[WHAT YOU WILL DO]: Every record should be written out exactly, please.

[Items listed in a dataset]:

■ ■ ■ ■

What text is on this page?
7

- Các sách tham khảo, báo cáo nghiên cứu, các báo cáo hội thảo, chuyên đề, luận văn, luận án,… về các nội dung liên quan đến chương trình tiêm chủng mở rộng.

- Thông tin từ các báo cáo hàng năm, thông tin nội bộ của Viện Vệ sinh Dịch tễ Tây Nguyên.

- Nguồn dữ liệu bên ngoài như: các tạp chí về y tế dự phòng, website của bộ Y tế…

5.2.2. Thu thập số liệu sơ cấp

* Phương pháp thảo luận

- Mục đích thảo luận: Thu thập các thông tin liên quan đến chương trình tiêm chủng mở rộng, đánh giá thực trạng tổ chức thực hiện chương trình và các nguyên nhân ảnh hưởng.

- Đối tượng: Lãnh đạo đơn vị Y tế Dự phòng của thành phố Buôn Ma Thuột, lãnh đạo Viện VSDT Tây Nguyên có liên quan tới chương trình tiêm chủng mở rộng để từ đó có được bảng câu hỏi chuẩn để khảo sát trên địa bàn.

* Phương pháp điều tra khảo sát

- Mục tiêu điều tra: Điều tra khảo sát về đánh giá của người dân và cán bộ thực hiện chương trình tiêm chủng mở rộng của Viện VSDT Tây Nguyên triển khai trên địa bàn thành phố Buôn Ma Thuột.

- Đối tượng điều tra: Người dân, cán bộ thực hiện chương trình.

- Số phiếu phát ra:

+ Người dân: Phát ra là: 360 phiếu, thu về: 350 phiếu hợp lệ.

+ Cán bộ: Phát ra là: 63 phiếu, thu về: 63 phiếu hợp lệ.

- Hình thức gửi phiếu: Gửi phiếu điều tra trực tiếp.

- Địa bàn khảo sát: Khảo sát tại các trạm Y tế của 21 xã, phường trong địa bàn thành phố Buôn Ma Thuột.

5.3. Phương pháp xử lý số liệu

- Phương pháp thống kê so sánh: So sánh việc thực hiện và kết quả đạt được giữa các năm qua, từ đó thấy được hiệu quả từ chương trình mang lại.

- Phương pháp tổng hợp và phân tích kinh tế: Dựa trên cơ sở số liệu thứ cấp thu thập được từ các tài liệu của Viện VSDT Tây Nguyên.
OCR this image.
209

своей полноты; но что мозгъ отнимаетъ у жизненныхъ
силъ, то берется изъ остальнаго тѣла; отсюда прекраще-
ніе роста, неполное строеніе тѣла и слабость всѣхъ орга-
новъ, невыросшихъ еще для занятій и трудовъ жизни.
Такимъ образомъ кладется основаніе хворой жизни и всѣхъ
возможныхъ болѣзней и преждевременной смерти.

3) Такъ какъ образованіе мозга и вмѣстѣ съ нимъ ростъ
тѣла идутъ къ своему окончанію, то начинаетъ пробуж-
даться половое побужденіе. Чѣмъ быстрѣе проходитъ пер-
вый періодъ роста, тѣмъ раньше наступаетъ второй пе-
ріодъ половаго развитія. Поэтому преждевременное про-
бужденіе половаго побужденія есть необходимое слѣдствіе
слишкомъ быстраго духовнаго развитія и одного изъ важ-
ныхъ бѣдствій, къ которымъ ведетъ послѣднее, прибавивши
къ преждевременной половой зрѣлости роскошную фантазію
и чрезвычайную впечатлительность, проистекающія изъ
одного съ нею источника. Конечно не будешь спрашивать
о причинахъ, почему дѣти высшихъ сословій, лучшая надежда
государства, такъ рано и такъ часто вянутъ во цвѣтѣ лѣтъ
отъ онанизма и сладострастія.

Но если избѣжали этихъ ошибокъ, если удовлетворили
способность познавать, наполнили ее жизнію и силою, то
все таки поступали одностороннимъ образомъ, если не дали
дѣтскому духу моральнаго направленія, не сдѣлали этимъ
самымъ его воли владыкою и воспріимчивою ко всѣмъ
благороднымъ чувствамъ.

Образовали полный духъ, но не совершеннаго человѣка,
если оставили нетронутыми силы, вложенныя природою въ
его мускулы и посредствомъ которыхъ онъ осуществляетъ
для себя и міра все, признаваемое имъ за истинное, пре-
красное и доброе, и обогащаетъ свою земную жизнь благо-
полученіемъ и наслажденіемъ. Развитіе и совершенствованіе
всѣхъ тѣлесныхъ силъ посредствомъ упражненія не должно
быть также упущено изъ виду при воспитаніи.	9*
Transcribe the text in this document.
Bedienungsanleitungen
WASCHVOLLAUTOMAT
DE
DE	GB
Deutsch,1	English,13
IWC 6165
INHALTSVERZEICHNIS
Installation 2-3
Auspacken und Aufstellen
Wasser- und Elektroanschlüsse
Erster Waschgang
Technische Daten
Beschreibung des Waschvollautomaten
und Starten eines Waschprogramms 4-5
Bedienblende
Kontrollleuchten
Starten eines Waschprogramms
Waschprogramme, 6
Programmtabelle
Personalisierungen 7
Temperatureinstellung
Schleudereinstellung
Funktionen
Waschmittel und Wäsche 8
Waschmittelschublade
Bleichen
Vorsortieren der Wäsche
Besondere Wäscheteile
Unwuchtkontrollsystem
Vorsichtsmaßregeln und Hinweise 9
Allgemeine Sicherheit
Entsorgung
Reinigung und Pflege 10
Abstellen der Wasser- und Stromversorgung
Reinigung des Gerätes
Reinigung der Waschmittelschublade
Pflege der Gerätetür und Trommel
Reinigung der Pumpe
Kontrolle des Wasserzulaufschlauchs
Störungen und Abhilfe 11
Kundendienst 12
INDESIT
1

■ ■ ■ ■

[TASK OUTPUT]:
What text is on this page?
7

- Các sách tham khảo, báo cáo nghiên cứu, các báo cáo hội thảo, chuyên đề, luận văn, luận án,… về các nội dung liên quan đến chương trình tiêm chủng mở rộng.

- Thông tin từ các báo cáo hàng năm, thông tin nội bộ của Viện Vệ sinh Dịch tễ Tây Nguyên.

- Nguồn dữ liệu bên ngoài như: các tạp chí về y tế dự phòng, website của bộ Y tế…

5.2.2. Thu thập số liệu sơ cấp

* Phương pháp thảo luận

- Mục đích thảo luận: Thu thập các thông tin liên quan đến chương trình tiêm chủng mở rộng, đánh giá thực trạng tổ chức thực hiện chương trình và các nguyên nhân ảnh hưởng.

- Đối tượng: Lãnh đạo đơn vị Y tế Dự phòng của thành phố Buôn Ma Thuột, lãnh đạo Viện VSDT Tây Nguyên có liên quan tới chương trình tiêm chủng mở rộng để từ đó có được bảng câu hỏi chuẩn để khảo sát trên địa bàn.

* Phương pháp điều tra khảo sát

- Mục tiêu điều tra: Điều tra khảo sát về đánh giá của người dân và cán bộ thực hiện chương trình tiêm chủng mở rộng của Viện VSDT Tây Nguyên triển khai trên địa bàn thành phố Buôn Ma Thuột.

- Đối tượng điều tra: Người dân, cán bộ thực hiện chương trình.

- Số phiếu phát ra:

+ Người dân: Phát ra là: 360 phiếu, thu về: 350 phiếu hợp lệ.

+ Cán bộ: Phát ra là: 63 phiếu, thu về: 63 phiếu hợp lệ.

- Hình thức gửi phiếu: Gửi phiếu điều tra trực tiếp.

- Địa bàn khảo sát: Khảo sát tại các trạm Y tế của 21 xã, phường trong địa bàn thành phố Buôn Ma Thuột.

5.3. Phương pháp xử lý số liệu

- Phương pháp thống kê so sánh: So sánh việc thực hiện và kết quả đạt được giữa các năm qua, từ đó thấy được hiệu quả từ chương trình mang lại.

- Phương pháp tổng hợp và phân tích kinh tế: Dựa trên cơ sở số liệu thứ cấp thu thập được từ các tài liệu của Viện VSDT Tây Nguyên.
OCR this image.
209

своей полноты; но что мозгъ отнимаетъ у жизненныхъ
силъ, то берется изъ остальнаго тѣла; отсюда прекраще-
ніе роста, неполное строеніе тѣла и слабость всѣхъ орга-
новъ, невыросшихъ еще для занятій и трудовъ жизни.
Такимъ образомъ кладется основаніе хворой жизни и всѣхъ
возможныхъ болѣзней и преждевременной смерти.

3) Такъ какъ образованіе мозга и вмѣстѣ съ нимъ ростъ
тѣла идутъ къ своему окончанію, то начинаетъ пробуж-
даться половое побужденіе. Чѣмъ быстрѣе проходитъ пер-
вый періодъ роста, тѣмъ раньше наступаетъ второй пе-
ріодъ половаго развитія. Поэтому преждевременное про-
бужденіе половаго побужденія есть необходимое слѣдствіе
слишкомъ быстраго духовнаго развитія и одного изъ важ-
ныхъ бѣдствій, къ которымъ ведетъ послѣднее, прибавивши
къ преждевременной половой зрѣлости роскошную фантазію
и чрезвычайную впечатлительность, проистекающія изъ
одного съ нею источника. Конечно не будешь спрашивать
о причинахъ, почему дѣти высшихъ сословій, лучшая надежда
государства, такъ рано и такъ часто вянутъ во цвѣтѣ лѣтъ
отъ онанизма и сладострастія.

Но если избѣжали этихъ ошибокъ, если удовлетворили
способность познавать, наполнили ее жизнію и силою, то
все таки поступали одностороннимъ образомъ, если не дали
дѣтскому духу моральнаго направленія, не сдѣлали этимъ
самымъ его воли владыкою и воспріимчивою ко всѣмъ
благороднымъ чувствамъ.

Образовали полный духъ, но не совершеннаго человѣка,
если оставили нетронутыми силы, вложенныя природою въ
его мускулы и посредствомъ которыхъ онъ осуществляетъ
для себя и міра все, признаваемое имъ за истинное, пре-
красное и доброе, и обогащаетъ свою земную жизнь благо-
полученіемъ и наслажденіемъ. Развитіе и совершенствованіе
всѣхъ тѣлесныхъ силъ посредствомъ упражненія не должно
быть также упущено изъ виду при воспитаніи.	9*
Transcribe the text in this document.
Bedienungsanleitungen
WASCHVOLLAUTOMAT
DE
DE	GB
Deutsch,1	English,13
IWC 6165
INHALTSVERZEICHNIS
Installation 2-3
Auspacken und Aufstellen
Wasser- und Elektroanschlüsse
Erster Waschgang
Technische Daten
Beschreibung des Waschvollautomaten
und Starten eines Waschprogramms 4-5
Bedienblende
Kontrollleuchten
Starten eines Waschprogramms
Waschprogramme, 6
Programmtabelle
Personalisierungen 7
Temperatureinstellung
Schleudereinstellung
Funktionen
Waschmittel und Wäsche 8
Waschmittelschublade
Bleichen
Vorsortieren der Wäsche
Besondere Wäscheteile
Unwuchtkontrollsystem
Vorsichtsmaßregeln und Hinweise 9
Allgemeine Sicherheit
Entsorgung
Reinigung und Pflege 10
Abstellen der Wasser- und Stromversorgung
Reinigung des Gerätes
Reinigung der Waschmittelschublade
Pflege der Gerätetür und Trommel
Reinigung der Pumpe
Kontrolle des Wasserzulaufschlauchs
Störungen und Abhilfe 11
Kundendienst 12
INDESIT
1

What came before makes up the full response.